**YOUR TASK**.
Copy each line of the entries beneath that contains the word "datetime".

**ENTRIES**.
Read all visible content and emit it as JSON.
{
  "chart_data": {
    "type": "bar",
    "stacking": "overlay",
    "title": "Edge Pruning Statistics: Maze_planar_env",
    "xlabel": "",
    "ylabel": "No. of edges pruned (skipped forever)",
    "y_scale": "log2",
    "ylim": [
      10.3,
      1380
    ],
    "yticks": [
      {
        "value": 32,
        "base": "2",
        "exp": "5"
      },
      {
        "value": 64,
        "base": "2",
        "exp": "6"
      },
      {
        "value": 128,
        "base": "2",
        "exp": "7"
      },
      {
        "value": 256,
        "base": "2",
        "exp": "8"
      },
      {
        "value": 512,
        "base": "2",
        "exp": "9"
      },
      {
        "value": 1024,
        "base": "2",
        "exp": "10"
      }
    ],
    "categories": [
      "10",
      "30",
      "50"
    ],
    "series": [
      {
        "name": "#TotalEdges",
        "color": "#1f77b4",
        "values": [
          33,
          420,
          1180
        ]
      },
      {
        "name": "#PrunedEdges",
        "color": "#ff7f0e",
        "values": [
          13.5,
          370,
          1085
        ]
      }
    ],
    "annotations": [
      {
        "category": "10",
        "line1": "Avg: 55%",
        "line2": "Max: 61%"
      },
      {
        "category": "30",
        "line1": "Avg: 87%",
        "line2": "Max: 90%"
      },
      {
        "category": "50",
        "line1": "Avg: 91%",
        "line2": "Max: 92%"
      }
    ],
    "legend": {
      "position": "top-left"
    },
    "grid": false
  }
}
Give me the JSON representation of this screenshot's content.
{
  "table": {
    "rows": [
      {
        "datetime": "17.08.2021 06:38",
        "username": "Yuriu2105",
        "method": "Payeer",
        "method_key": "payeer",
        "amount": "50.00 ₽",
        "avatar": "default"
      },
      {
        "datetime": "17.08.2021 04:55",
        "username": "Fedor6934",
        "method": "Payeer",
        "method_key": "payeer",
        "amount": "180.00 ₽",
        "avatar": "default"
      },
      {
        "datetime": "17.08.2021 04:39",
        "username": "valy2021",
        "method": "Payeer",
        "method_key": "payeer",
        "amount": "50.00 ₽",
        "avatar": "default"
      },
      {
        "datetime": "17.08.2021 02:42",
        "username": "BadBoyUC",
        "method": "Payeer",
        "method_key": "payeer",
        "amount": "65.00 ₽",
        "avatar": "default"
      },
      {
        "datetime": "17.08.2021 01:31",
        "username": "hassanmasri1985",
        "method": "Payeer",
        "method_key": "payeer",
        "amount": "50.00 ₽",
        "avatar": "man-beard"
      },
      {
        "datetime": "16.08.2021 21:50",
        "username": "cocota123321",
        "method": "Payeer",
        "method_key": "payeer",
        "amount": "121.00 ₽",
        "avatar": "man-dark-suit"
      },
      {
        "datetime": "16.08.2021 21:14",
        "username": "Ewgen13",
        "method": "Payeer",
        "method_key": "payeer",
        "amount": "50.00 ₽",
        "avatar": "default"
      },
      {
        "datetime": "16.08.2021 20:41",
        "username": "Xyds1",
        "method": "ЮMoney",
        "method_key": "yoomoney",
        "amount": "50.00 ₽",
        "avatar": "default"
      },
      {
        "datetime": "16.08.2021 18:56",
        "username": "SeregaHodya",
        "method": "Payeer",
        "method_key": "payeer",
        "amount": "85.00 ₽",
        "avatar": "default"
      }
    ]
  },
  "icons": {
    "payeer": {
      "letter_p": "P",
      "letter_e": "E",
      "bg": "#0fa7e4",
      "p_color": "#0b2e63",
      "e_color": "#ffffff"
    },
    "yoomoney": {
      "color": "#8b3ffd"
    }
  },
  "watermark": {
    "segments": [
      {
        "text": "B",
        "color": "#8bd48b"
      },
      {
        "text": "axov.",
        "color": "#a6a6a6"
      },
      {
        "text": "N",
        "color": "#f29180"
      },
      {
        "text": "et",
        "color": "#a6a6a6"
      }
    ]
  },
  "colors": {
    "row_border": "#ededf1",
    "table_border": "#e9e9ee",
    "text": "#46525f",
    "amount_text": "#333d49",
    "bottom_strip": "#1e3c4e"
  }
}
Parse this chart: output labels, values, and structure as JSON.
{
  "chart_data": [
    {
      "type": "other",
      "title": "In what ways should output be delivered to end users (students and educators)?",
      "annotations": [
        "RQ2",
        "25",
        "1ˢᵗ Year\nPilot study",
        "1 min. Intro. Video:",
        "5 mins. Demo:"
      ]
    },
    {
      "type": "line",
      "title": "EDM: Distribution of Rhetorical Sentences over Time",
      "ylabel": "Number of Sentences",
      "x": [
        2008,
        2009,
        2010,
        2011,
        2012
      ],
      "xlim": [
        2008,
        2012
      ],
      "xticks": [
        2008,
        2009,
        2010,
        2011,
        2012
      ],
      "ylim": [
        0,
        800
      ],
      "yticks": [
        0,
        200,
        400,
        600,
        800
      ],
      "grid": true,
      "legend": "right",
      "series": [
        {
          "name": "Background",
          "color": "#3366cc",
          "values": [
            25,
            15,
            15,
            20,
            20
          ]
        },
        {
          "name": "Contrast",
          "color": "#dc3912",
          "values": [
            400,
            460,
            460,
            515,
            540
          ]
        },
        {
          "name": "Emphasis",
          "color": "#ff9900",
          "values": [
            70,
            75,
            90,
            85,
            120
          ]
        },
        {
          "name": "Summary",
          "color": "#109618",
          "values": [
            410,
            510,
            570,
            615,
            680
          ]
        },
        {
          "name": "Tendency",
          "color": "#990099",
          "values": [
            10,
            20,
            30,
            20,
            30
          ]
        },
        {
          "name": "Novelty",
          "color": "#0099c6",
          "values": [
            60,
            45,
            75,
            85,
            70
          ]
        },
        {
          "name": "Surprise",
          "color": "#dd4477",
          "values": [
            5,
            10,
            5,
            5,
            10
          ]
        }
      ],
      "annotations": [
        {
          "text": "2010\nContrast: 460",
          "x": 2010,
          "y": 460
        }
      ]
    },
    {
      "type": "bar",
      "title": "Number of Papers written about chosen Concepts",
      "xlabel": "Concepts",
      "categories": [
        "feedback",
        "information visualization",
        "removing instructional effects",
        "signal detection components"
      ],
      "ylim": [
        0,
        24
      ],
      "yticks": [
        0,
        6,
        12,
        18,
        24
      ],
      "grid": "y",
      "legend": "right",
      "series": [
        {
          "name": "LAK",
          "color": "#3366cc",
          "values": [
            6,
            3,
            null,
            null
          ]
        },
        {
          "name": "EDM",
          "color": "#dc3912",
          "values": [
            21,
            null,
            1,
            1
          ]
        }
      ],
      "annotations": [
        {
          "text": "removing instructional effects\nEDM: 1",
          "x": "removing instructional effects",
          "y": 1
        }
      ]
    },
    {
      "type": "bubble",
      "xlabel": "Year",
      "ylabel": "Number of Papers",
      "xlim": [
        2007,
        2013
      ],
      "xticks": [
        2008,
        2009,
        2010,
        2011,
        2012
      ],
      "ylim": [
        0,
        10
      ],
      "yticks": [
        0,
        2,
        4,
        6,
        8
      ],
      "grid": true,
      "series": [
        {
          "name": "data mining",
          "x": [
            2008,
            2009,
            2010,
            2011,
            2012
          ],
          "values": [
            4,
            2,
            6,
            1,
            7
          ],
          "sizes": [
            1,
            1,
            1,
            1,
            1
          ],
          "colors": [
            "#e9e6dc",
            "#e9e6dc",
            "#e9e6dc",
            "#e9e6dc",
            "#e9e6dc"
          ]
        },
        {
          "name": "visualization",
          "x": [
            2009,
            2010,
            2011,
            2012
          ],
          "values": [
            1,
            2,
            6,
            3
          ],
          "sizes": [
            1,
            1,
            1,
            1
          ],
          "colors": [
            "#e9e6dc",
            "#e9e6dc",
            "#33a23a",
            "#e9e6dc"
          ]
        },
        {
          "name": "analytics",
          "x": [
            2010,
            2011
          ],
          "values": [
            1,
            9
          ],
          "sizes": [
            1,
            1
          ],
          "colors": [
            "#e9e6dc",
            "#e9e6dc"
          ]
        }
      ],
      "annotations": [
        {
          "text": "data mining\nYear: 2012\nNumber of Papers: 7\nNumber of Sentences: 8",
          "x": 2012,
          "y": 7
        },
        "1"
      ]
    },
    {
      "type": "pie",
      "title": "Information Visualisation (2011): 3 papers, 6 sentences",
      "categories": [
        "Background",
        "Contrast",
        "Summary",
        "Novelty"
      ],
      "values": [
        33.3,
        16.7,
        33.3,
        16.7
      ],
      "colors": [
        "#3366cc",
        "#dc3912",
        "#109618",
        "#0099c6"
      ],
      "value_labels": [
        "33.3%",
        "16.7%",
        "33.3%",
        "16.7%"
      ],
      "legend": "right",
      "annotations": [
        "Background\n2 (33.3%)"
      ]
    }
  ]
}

**TASK ANSWER**.
        "datetime": "17.08.2021 06:38",
        "datetime": "17.08.2021 04:55",
        "datetime": "17.08.2021 04:39",
        "datetime": "17.08.2021 02:42",
        "datetime": "17.08.2021 01:31",
        "datetime": "16.08.2021 21:50",
        "datetime": "16.08.2021 21:14",
        "datetime": "16.08.2021 20:41",
        "datetime": "16.08.2021 18:56",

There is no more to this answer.